Do this:
For this exercise, copy out each line of the material below that includes "What".

(Data entries)
>> start
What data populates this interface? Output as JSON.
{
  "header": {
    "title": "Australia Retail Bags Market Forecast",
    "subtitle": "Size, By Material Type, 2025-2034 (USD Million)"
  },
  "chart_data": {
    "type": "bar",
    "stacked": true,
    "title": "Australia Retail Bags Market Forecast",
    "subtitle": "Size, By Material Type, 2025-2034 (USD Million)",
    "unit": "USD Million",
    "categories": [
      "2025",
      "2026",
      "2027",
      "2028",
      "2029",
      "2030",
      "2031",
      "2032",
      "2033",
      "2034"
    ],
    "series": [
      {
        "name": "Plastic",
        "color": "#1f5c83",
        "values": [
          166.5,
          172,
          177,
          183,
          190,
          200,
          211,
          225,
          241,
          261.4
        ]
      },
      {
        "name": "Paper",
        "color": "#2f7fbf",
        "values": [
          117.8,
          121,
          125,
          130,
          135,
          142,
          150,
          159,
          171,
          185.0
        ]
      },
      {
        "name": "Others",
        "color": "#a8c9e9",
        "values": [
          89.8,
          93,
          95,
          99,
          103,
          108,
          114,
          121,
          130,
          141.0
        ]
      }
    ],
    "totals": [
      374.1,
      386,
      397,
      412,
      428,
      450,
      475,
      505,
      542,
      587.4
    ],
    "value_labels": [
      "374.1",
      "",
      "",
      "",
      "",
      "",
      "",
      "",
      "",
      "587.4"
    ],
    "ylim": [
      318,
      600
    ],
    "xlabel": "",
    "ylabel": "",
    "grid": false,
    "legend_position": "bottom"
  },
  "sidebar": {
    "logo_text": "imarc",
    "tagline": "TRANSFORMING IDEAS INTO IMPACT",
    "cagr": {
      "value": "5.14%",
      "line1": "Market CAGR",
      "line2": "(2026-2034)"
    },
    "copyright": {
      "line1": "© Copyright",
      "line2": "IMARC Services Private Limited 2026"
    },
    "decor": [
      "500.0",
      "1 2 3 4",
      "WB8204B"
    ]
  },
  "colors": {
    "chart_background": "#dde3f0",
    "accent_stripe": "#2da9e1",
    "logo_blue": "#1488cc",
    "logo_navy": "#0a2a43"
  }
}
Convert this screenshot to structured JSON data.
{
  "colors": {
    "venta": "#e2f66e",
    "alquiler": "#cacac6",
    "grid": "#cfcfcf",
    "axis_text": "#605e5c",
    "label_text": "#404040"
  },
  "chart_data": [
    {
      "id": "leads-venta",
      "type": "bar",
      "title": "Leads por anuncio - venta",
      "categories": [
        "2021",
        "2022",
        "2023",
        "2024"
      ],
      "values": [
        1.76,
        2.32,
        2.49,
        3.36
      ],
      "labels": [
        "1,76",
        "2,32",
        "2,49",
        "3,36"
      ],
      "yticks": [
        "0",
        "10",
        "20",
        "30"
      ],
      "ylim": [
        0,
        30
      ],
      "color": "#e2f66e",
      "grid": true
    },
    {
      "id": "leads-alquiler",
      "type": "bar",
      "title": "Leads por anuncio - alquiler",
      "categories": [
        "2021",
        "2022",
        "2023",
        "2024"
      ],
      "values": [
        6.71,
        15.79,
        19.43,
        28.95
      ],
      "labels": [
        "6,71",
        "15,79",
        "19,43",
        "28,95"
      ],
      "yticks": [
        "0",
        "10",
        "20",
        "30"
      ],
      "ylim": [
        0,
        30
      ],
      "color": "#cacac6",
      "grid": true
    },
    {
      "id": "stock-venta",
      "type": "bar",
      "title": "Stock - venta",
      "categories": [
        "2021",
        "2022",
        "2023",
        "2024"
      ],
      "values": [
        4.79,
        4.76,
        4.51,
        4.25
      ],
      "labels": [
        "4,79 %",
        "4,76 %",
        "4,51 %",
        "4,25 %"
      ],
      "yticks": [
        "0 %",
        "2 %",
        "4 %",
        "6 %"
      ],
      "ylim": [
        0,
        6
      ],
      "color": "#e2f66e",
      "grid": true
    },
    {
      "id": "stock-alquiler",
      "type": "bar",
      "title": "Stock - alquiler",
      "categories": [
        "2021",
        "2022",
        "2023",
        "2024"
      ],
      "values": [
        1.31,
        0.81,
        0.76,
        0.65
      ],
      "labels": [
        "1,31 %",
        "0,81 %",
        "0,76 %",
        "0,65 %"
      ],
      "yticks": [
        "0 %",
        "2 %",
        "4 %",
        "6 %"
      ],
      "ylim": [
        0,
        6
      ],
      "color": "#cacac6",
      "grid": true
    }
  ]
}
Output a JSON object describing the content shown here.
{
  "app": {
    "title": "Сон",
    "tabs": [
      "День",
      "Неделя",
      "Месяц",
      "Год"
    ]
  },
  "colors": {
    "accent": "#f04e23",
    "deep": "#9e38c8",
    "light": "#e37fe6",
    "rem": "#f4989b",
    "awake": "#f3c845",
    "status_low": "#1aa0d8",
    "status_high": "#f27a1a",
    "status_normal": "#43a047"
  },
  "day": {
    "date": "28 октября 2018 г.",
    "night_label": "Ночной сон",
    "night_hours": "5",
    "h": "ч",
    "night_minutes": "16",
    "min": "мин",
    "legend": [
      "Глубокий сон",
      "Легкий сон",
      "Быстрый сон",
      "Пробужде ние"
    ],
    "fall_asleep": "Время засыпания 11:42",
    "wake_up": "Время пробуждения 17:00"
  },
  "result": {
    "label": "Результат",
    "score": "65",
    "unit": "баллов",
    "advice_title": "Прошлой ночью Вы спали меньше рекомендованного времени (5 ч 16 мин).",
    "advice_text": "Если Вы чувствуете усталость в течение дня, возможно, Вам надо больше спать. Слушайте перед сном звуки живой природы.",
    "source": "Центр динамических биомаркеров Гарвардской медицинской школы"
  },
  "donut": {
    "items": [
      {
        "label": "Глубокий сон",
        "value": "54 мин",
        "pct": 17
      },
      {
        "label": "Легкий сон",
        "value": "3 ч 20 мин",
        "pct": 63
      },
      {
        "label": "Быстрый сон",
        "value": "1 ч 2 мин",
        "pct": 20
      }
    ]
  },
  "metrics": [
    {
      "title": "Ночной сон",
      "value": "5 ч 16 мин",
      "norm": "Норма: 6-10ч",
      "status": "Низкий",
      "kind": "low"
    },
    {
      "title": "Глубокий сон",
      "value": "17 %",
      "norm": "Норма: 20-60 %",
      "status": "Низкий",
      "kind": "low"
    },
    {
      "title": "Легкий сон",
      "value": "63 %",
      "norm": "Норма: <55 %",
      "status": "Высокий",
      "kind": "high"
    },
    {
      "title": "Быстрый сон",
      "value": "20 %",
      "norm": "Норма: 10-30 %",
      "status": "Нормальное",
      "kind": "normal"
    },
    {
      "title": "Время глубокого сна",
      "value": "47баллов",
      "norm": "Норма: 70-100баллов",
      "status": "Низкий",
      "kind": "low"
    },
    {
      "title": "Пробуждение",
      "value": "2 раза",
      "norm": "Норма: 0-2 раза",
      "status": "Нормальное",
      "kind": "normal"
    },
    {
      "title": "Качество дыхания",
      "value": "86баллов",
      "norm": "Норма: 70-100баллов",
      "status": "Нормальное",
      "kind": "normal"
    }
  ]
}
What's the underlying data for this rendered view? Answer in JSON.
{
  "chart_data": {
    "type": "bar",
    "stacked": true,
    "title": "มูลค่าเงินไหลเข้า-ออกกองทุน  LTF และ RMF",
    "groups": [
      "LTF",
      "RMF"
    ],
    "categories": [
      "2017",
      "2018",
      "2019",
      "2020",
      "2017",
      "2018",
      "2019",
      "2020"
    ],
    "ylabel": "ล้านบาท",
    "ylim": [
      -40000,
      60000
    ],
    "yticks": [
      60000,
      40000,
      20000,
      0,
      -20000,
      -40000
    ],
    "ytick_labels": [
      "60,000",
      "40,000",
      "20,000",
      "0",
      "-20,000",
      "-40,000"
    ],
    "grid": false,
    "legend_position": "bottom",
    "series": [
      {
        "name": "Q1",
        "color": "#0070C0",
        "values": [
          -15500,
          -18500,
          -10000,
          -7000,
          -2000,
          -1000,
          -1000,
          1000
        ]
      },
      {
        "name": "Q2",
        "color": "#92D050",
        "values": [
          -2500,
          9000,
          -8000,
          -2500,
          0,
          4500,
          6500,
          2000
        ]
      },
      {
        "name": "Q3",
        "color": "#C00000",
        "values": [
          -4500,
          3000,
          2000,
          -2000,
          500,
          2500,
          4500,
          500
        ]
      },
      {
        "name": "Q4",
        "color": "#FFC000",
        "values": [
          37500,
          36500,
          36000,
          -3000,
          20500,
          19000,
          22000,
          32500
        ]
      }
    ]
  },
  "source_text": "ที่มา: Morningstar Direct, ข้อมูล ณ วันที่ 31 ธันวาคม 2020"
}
>> end
Written reply:
What data populates this interface? Output as JSON.
What's the underlying data for this rendered view? Answer in JSON.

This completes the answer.